• What is asked: Please reproduce the items below word for word, from the line that contains "- table-row: [11, 612, 473, 672]" through the line that contains "- category-line: 医保: [17, 537, 37, 548]", including both of those lines.

##########

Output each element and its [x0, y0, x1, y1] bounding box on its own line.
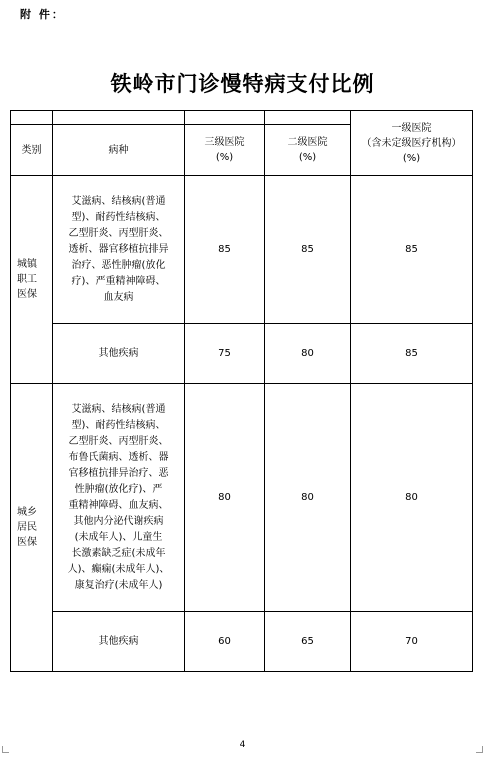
- table-row: [11, 612, 473, 672]
- table-row: [11, 384, 473, 612]
- disease-line: 乙型肝炎、丙型肝炎、: [68, 227, 169, 239]
- document-title: 铁岭市门诊慢特病支付比例: [110, 71, 375, 96]
- category-cell-urban-employee: [11, 176, 53, 384]
- empty-cell: [185, 111, 265, 125]
- disease-line: 治疗、恶性肿瘤(放化: [71, 259, 166, 271]
- header-level2: [265, 125, 351, 176]
- disease-cell: [53, 384, 185, 612]
- ratio-level1: 70: [351, 612, 473, 672]
- table-spacer-row: [11, 111, 473, 125]
- crop-mark-icon: [2, 746, 9, 753]
- category-cell-urban-rural-resident: [11, 384, 53, 672]
- header-level2-line: 二级医院: [287, 137, 328, 148]
- disease-line: 性肿瘤(放化疗)、严: [74, 483, 163, 495]
- attachment-label: 附 件：: [20, 8, 65, 21]
- disease-line: 血友病: [103, 291, 134, 303]
- ratio-level2: 80: [265, 384, 351, 612]
- disease-line: 其他内分泌代谢疾病: [73, 515, 164, 527]
- ratio-level2: 65: [265, 612, 351, 672]
- header-disease: 病种: [53, 125, 185, 176]
- disease-line: 乙型肝炎、丙型肝炎、: [68, 435, 169, 447]
- ratio-level1: 85: [351, 324, 473, 384]
- disease-cell: 其他疾病: [53, 324, 185, 384]
- header-level2-line: (%): [298, 152, 317, 163]
- category-line: 医保: [17, 537, 37, 548]
- disease-line: 型)、耐药性结核病、: [71, 211, 166, 223]
- crop-mark-icon: [476, 746, 483, 753]
- page-number: 4: [239, 740, 246, 750]
- ratio-level3: 80: [185, 384, 265, 612]
- header-level1-line: （含未定级医疗机构）: [361, 137, 462, 149]
- header-level3-line: (%): [215, 152, 234, 163]
- category-line: 居民: [17, 522, 37, 533]
- ratio-level1: 80: [351, 384, 473, 612]
- category-line: 医保: [17, 289, 37, 300]
- table-row: [11, 324, 473, 384]
- disease-line: 人)、癫痫(未成年人)、: [67, 563, 170, 575]
- disease-cell: [53, 176, 185, 324]
- table-row: [11, 176, 473, 324]
- header-level3-line: 三级医院: [204, 137, 245, 148]
- header-level3: [185, 125, 265, 176]
- ratio-level1: 85: [351, 176, 473, 324]
- disease-line: 布鲁氏菌病、透析、器: [68, 451, 169, 463]
- header-level1-line: (%): [402, 152, 421, 164]
- disease-line: 长激素缺乏症(未成年: [71, 547, 166, 559]
- disease-line: (未成年人)、儿童生: [74, 531, 163, 543]
- category-line: 职工: [17, 274, 37, 285]
- disease-line: 康复治疗(未成年人): [74, 579, 163, 591]
- ratio-level2: 85: [265, 176, 351, 324]
- category-line: 城乡: [17, 507, 37, 518]
- header-level1: [351, 111, 473, 176]
- payment-ratio-table: [10, 110, 473, 672]
- disease-line: 型)、耐药性结核病、: [71, 419, 166, 431]
- ratio-level3: 75: [185, 324, 265, 384]
- empty-cell: [53, 111, 185, 125]
- disease-cell: 其他疾病: [53, 612, 185, 672]
- header-category: 类别: [11, 125, 53, 176]
- disease-line: 艾滋病、结核病(普通: [71, 403, 166, 415]
- category-line: 城镇: [17, 259, 37, 270]
- disease-line: 透析、器官移植抗排异: [68, 243, 169, 255]
- disease-line: 疗)、严重精神障碍、: [71, 275, 166, 287]
- disease-line: 艾滋病、结核病(普通: [71, 195, 166, 207]
- ratio-level3: 85: [185, 176, 265, 324]
- ratio-level3: 60: [185, 612, 265, 672]
- empty-cell: [11, 111, 53, 125]
- empty-cell: [265, 111, 351, 125]
- disease-line: 重精神障碍、血友病、: [68, 499, 169, 511]
- ratio-level2: 80: [265, 324, 351, 384]
- header-level1-line: 一级医院: [391, 122, 432, 134]
- disease-line: 官移植抗排异治疗、恶: [68, 467, 169, 479]
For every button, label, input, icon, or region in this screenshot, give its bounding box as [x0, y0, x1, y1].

##########

• Answer to this exercise:
- table-row: [11, 612, 473, 672]
- table-row: [11, 384, 473, 612]
- disease-line: 乙型肝炎、丙型肝炎、: [68, 227, 169, 239]
- document-title: 铁岭市门诊慢特病支付比例: [110, 71, 375, 96]
- category-cell-urban-employee: [11, 176, 53, 384]
- empty-cell: [185, 111, 265, 125]
- disease-line: 治疗、恶性肿瘤(放化: [71, 259, 166, 271]
- header-level2: [265, 125, 351, 176]
- disease-cell: [53, 384, 185, 612]
- ratio-level1: 70: [351, 612, 473, 672]
- table-spacer-row: [11, 111, 473, 125]
- crop-mark-icon: [2, 746, 9, 753]
- category-cell-urban-rural-resident: [11, 384, 53, 672]
- header-level2-line: 二级医院: [287, 137, 328, 148]
- disease-line: 性肿瘤(放化疗)、严: [74, 483, 163, 495]
- attachment-label: 附 件：: [20, 8, 65, 21]
- disease-line: 血友病: [103, 291, 134, 303]
- ratio-level2: 80: [265, 384, 351, 612]
- disease-line: 其他内分泌代谢疾病: [73, 515, 164, 527]
- ratio-level2: 65: [265, 612, 351, 672]
- header-disease: 病种: [53, 125, 185, 176]
- disease-line: 乙型肝炎、丙型肝炎、: [68, 435, 169, 447]
- ratio-level1: 85: [351, 324, 473, 384]
- disease-cell: 其他疾病: [53, 324, 185, 384]
- header-level2-line: (%): [298, 152, 317, 163]
- category-line: 医保: [17, 537, 37, 548]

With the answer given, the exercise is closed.